**What is needed**. Output the line that contains "Enumerate this screenshot's" and every line after it to the end of the entries, with nothing added or left out.

■ ■ ■ ■ ■ ■ ■

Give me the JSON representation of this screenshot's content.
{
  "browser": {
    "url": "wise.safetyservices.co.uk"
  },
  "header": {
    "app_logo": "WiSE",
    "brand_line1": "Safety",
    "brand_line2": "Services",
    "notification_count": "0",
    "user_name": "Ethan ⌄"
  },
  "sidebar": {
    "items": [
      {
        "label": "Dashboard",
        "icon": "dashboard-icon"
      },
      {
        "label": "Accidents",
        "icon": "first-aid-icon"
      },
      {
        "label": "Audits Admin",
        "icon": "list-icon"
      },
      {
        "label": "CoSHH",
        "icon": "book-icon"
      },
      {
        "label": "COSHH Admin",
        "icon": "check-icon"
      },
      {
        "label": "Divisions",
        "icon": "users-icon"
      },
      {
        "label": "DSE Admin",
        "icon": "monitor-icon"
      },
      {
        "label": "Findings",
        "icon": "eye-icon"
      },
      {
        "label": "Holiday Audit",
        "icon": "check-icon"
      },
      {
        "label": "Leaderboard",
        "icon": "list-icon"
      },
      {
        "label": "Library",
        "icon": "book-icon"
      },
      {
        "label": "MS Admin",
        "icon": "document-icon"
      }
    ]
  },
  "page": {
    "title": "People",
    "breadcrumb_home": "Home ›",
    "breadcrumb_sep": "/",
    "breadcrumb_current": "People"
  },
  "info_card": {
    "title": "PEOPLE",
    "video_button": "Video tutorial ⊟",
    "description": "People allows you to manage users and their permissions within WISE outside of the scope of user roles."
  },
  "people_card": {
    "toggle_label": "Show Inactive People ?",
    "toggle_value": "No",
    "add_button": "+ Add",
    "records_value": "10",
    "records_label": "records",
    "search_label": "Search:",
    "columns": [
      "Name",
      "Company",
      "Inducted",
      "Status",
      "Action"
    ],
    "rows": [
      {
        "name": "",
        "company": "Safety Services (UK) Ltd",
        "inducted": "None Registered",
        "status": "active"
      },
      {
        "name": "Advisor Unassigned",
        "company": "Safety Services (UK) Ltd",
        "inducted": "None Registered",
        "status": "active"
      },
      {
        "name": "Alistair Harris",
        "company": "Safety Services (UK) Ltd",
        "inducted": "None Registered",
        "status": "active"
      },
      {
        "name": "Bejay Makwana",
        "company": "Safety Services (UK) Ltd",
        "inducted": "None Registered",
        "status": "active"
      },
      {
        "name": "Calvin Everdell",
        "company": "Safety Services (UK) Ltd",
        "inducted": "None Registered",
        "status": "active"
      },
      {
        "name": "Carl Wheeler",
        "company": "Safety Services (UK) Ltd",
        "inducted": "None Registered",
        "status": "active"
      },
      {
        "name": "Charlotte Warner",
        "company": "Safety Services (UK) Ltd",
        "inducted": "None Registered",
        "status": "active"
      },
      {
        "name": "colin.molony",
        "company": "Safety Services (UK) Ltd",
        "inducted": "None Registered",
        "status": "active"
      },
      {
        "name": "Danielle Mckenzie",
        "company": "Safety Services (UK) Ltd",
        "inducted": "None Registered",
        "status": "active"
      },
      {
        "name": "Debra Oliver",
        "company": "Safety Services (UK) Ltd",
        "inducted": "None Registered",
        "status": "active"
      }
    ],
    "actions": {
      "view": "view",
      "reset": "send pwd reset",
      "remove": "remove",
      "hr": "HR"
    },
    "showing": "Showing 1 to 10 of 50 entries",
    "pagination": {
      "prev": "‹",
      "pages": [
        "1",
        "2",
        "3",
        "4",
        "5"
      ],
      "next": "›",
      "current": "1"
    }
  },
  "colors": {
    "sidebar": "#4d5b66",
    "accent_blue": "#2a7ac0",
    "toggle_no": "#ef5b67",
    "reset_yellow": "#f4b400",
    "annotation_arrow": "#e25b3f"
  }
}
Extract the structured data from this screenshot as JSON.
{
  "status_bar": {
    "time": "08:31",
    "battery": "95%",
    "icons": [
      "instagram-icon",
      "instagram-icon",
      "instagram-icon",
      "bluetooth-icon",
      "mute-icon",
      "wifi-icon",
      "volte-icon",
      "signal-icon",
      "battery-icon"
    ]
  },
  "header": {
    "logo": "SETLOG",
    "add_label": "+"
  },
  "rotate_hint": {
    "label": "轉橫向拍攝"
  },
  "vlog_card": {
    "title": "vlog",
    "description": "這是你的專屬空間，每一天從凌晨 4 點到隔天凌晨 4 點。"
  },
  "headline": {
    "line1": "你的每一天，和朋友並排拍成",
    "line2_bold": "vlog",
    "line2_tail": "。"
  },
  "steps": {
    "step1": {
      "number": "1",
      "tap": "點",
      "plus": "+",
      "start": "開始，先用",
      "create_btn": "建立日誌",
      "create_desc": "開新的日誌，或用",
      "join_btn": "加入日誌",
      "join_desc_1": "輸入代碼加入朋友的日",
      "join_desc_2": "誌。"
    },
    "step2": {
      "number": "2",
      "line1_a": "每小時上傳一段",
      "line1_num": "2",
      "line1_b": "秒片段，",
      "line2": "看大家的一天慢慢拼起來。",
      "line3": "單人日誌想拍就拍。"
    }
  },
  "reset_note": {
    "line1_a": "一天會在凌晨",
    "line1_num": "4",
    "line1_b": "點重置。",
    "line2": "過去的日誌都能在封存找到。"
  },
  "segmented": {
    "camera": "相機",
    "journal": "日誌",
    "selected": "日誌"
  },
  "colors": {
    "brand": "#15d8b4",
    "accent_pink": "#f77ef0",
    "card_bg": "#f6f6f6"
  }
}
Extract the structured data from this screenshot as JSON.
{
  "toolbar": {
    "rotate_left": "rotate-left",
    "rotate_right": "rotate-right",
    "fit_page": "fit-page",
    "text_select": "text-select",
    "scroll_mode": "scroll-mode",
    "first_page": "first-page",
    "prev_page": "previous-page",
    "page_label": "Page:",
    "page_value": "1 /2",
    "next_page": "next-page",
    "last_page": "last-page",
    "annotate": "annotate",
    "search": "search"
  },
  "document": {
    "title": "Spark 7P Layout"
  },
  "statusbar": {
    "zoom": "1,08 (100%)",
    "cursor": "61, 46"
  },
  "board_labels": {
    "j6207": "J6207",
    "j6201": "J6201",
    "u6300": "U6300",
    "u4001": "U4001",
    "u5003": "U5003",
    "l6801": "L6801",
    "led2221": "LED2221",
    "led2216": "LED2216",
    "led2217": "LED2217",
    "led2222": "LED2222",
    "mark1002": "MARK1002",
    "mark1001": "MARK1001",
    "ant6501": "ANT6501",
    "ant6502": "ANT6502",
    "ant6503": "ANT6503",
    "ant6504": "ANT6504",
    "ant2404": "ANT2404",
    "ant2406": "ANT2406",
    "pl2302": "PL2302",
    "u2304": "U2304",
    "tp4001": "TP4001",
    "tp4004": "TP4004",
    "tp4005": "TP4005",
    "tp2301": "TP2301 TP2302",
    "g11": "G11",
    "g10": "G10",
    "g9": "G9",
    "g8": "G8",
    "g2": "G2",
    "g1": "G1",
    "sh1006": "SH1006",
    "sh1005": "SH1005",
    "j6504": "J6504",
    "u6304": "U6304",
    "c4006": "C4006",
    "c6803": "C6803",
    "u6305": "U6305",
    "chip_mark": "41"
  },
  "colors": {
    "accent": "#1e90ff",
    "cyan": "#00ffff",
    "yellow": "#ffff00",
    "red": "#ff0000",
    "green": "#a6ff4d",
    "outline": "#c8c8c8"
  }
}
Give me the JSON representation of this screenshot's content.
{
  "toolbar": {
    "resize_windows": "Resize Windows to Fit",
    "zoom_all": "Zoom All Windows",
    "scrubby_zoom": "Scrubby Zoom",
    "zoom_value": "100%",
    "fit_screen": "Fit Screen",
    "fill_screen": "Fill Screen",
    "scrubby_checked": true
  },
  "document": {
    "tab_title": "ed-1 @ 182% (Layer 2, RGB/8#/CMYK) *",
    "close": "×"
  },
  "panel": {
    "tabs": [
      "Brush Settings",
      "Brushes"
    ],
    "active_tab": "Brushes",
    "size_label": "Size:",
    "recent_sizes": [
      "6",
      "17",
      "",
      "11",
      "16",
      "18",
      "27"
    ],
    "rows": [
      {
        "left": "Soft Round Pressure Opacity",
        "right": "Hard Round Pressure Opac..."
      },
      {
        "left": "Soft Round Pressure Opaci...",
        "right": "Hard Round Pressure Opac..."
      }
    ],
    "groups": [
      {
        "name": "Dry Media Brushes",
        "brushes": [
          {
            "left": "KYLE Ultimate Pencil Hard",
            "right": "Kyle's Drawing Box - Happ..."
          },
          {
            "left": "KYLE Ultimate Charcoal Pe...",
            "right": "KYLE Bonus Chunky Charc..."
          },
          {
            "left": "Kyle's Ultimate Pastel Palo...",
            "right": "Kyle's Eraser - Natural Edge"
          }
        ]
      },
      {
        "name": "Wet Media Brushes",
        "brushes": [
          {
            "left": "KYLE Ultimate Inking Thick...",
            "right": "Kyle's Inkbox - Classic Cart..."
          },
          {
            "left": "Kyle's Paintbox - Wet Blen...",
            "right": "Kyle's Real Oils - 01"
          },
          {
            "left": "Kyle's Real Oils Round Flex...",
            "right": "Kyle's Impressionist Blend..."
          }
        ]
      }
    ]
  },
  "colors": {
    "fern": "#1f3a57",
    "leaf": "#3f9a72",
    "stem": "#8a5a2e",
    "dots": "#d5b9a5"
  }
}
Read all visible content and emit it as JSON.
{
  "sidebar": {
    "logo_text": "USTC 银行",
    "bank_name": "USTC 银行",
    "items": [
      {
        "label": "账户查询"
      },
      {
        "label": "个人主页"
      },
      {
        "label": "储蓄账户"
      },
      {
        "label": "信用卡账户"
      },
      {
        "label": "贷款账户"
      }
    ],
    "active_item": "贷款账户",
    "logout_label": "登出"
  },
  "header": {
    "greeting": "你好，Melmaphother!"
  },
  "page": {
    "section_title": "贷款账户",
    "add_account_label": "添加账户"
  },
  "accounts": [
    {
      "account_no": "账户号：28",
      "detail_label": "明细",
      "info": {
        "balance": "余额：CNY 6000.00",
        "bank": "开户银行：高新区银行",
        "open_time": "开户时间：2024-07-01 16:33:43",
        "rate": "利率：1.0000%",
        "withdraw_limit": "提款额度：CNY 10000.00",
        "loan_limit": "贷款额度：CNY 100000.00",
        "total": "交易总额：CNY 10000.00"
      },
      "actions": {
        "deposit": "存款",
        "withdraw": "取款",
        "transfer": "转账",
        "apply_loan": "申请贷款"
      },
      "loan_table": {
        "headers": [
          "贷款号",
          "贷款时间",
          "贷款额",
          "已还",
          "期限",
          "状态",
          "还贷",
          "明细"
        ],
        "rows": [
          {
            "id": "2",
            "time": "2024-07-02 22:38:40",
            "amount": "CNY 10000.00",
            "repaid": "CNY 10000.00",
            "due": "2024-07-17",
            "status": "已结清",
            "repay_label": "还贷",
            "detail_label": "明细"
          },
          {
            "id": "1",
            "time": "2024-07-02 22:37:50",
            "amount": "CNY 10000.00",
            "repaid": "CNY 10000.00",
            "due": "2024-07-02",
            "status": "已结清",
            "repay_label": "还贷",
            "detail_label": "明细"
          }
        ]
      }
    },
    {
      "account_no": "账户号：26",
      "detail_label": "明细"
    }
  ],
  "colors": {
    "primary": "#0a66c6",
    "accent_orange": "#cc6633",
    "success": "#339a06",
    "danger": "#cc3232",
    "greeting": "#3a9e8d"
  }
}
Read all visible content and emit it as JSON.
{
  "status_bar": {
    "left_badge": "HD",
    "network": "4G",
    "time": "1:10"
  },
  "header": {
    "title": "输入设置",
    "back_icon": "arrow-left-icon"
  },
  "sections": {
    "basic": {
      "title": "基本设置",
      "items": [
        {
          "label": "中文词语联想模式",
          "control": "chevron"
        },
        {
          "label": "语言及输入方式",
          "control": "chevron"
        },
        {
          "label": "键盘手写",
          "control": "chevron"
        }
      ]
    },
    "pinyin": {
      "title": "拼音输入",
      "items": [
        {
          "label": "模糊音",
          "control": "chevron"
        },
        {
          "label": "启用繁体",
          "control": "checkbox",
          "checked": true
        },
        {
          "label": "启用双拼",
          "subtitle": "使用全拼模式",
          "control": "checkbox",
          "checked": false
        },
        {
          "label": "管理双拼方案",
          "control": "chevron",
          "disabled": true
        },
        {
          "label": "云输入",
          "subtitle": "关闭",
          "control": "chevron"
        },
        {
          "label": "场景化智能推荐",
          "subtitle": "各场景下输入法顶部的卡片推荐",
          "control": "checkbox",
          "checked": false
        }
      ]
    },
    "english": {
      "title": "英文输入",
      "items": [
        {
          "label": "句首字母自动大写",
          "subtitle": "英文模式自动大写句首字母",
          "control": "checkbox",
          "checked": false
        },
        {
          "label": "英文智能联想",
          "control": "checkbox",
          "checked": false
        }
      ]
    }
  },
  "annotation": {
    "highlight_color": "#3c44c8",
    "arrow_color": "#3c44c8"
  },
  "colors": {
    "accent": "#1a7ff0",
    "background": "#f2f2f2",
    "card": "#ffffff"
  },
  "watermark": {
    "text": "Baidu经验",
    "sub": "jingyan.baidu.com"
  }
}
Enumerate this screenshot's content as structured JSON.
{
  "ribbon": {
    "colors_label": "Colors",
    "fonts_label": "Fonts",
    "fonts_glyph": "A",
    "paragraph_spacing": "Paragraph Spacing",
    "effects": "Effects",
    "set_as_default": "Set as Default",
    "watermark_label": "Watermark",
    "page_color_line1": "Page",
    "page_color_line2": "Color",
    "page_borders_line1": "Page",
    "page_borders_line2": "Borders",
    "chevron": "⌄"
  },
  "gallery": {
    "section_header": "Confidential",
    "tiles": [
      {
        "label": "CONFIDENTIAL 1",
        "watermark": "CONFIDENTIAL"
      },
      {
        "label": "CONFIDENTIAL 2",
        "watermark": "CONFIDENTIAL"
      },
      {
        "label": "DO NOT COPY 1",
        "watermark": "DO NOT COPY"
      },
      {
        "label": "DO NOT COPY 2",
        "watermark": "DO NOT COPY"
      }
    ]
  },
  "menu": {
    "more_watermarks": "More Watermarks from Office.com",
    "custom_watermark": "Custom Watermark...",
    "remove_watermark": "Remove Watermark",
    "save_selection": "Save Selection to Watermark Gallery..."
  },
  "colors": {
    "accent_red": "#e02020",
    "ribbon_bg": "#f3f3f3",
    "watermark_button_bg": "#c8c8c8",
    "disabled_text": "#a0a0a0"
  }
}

■ ■ ■ ■ ■ ■ ■

**Reply to the task**.
Enumerate this screenshot's content as structured JSON.
{
  "ribbon": {
    "colors_label": "Colors",
    "fonts_label": "Fonts",
    "fonts_glyph": "A",
    "paragraph_spacing": "Paragraph Spacing",
    "effects": "Effects",
    "set_as_default": "Set as Default",
    "watermark_label": "Watermark",
    "page_color_line1": "Page",
    "page_color_line2": "Color",
    "page_borders_line1": "Page",
    "page_borders_line2": "Borders",
    "chevron": "⌄"
  },
  "gallery": {
    "section_header": "Confidential",
    "tiles": [
      {
        "label": "CONFIDENTIAL 1",
        "watermark": "CONFIDENTIAL"
      },
      {
        "label": "CONFIDENTIAL 2",
        "watermark": "CONFIDENTIAL"
      },
      {
        "label": "DO NOT COPY 1",
        "watermark": "DO NOT COPY"
      },
      {
        "label": "DO NOT COPY 2",
        "watermark": "DO NOT COPY"
      }
    ]
  },
  "menu": {
    "more_watermarks": "More Watermarks from Office.com",
    "custom_watermark": "Custom Watermark...",
    "remove_watermark": "Remove Watermark",
    "save_selection": "Save Selection to Watermark Gallery..."
  },
  "colors": {
    "accent_red": "#e02020",
    "ribbon_bg": "#f3f3f3",
    "watermark_button_bg": "#c8c8c8",
    "disabled_text": "#a0a0a0"
  }
}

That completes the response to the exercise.